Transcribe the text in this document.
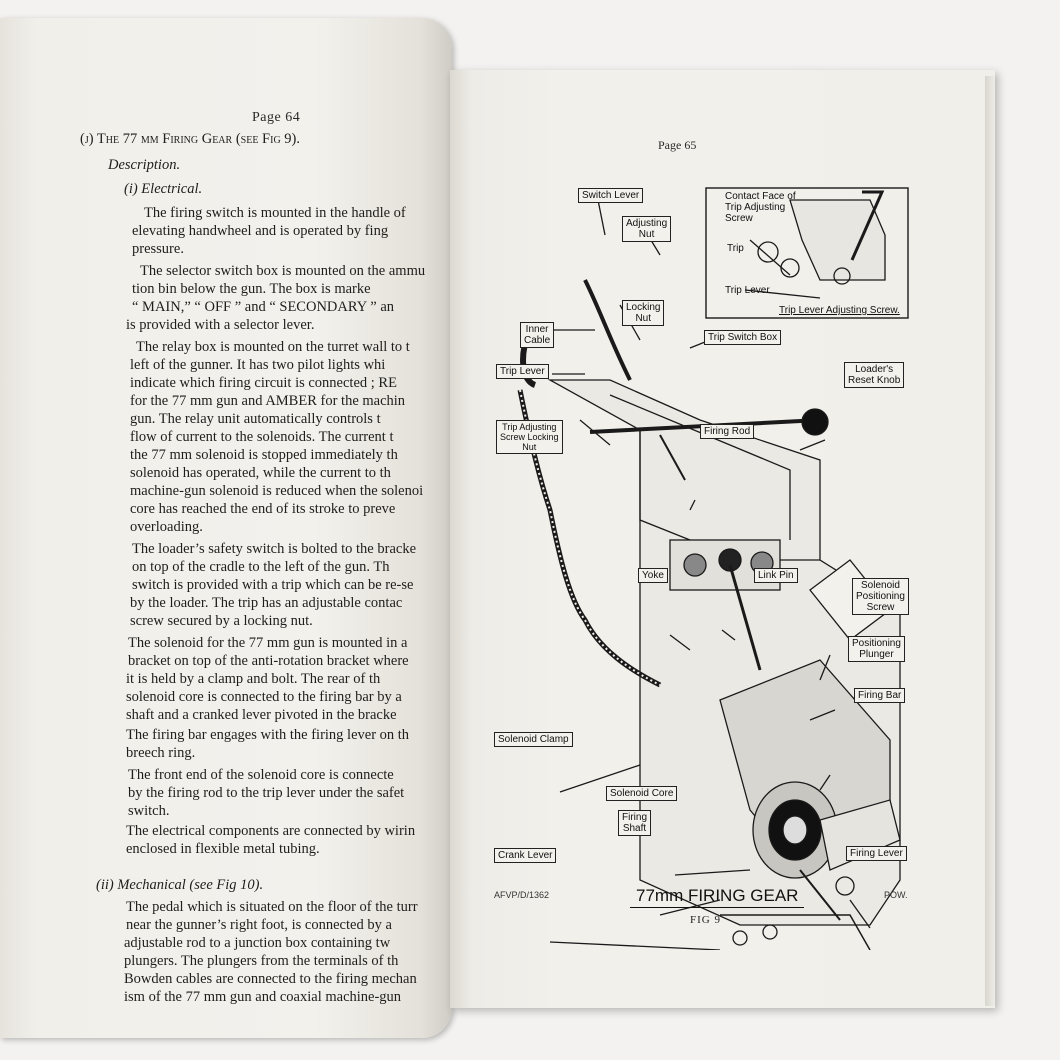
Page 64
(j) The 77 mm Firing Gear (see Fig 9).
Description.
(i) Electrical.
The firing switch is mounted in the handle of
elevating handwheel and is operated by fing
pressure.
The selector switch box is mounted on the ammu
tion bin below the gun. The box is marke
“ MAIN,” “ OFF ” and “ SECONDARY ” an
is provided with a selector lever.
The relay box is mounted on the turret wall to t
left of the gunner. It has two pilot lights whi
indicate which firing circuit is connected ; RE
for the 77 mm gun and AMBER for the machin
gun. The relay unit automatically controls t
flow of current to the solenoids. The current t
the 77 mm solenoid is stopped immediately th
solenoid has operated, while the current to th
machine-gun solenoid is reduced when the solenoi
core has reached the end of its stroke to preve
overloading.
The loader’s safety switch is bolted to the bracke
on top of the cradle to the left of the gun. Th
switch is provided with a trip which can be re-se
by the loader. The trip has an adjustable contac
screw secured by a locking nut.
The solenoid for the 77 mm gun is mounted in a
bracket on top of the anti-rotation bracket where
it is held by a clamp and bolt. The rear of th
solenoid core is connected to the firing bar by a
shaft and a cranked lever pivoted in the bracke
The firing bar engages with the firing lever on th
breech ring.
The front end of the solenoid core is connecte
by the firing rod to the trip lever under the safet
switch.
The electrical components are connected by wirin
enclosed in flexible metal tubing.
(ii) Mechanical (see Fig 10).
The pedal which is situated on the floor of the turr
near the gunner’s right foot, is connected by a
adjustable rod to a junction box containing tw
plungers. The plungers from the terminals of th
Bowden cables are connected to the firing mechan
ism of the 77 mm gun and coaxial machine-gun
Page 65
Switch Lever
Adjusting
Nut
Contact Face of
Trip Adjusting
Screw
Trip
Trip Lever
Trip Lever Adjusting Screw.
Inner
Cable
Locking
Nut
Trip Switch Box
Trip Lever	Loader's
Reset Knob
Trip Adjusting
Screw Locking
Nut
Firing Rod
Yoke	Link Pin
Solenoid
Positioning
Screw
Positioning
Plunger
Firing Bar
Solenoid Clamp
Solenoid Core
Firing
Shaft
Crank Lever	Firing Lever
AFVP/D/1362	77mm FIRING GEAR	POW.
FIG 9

■ **Task to complete**: Locate the word "left" in the entries, and copy every line where it is found.

■ **Answer to the task**:
left of the gunner. It has two pilot lights whi
on top of the cradle to the left of the gun. Th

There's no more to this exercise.